§ **Dataset excerpts**
________________

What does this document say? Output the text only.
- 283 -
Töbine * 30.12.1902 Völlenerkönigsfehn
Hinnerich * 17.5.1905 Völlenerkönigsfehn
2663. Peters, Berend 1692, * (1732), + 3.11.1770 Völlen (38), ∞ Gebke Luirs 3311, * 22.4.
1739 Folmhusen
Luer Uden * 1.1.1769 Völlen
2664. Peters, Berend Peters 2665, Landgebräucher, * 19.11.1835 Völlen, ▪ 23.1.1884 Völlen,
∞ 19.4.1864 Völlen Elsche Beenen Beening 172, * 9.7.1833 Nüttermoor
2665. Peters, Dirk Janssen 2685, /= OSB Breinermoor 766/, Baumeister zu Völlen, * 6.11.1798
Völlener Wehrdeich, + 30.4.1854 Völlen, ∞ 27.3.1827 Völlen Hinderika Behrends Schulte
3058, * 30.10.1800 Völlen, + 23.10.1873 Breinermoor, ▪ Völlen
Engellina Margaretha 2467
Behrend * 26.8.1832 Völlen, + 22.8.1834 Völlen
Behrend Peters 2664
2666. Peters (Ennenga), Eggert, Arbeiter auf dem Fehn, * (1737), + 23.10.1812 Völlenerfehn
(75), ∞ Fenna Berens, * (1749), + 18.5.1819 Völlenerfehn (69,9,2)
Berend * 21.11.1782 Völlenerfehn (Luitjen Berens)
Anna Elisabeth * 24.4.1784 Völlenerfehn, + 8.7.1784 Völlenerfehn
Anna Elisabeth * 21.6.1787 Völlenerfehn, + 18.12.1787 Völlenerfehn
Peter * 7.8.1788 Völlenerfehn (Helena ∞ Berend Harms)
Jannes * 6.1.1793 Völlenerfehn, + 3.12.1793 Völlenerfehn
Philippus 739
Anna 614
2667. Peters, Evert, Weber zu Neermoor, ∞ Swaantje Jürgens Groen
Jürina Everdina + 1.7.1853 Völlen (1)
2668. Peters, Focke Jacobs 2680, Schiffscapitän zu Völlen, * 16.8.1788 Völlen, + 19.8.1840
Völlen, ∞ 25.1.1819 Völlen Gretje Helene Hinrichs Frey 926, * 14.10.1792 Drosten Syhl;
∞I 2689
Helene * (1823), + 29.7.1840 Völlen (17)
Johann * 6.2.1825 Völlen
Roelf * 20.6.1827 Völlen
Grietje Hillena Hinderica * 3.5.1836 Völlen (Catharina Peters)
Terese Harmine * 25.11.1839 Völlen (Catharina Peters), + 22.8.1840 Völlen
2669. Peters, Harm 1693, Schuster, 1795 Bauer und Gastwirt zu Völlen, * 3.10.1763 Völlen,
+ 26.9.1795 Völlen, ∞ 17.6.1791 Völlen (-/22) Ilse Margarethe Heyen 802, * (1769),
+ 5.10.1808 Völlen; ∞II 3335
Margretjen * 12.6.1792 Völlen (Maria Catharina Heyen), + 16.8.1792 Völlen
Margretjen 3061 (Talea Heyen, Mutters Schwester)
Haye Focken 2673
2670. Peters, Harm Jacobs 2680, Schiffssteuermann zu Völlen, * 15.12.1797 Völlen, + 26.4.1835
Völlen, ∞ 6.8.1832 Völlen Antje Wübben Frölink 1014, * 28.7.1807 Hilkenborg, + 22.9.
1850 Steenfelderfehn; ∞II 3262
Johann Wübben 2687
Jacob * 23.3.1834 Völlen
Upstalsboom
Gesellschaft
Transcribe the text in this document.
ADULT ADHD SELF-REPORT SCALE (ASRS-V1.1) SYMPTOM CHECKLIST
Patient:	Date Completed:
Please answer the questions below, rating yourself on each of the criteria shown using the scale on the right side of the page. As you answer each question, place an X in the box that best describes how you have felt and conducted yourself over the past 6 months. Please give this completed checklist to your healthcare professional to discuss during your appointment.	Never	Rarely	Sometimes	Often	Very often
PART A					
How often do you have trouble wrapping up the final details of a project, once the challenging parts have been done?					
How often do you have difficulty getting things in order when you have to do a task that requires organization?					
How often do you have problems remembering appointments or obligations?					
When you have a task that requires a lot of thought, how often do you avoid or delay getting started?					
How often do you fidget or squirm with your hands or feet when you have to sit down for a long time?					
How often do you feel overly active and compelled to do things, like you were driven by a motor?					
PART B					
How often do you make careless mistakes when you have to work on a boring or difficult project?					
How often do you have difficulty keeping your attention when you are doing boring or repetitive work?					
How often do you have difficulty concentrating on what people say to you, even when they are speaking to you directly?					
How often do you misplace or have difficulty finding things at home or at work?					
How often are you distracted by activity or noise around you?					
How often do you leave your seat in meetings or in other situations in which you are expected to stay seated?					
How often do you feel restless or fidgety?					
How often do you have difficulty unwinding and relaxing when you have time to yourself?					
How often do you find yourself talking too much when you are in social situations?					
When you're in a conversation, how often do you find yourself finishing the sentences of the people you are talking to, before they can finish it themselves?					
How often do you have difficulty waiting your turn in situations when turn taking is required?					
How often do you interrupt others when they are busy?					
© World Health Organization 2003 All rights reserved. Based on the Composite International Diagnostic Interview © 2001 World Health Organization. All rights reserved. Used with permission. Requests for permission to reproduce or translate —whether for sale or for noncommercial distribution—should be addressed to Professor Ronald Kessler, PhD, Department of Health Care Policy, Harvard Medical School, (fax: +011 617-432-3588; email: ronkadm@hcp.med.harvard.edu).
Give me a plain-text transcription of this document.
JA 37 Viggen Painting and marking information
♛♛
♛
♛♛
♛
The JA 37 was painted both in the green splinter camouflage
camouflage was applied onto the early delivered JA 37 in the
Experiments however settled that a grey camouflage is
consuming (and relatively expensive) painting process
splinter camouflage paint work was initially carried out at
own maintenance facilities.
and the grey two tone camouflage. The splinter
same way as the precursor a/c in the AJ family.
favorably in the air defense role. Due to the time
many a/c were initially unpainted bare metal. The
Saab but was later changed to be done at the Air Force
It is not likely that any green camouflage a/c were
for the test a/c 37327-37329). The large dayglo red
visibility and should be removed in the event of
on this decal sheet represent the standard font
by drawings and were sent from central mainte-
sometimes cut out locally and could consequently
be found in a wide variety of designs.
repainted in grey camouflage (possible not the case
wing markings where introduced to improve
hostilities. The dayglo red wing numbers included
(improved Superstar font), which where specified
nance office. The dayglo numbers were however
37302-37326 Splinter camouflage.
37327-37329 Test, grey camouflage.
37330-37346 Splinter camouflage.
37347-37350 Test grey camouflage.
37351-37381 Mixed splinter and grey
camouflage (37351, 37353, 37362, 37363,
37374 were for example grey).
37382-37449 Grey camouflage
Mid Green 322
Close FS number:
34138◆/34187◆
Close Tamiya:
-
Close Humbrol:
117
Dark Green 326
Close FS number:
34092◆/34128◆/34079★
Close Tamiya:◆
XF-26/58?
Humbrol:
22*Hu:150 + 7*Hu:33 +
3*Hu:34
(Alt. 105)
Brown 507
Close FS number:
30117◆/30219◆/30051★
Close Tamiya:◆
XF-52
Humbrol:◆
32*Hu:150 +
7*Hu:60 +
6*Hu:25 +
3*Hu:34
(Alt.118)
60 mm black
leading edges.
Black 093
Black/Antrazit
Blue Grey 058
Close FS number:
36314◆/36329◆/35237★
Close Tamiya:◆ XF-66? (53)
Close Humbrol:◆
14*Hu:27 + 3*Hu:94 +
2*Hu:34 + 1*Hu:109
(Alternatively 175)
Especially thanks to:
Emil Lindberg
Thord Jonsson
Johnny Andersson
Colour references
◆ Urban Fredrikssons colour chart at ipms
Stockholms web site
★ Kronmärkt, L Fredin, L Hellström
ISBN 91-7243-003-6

________________

§ **Given request**
Among the lines above, determine how many hold the word "text"; report the figure alone.

§ **Task output**
3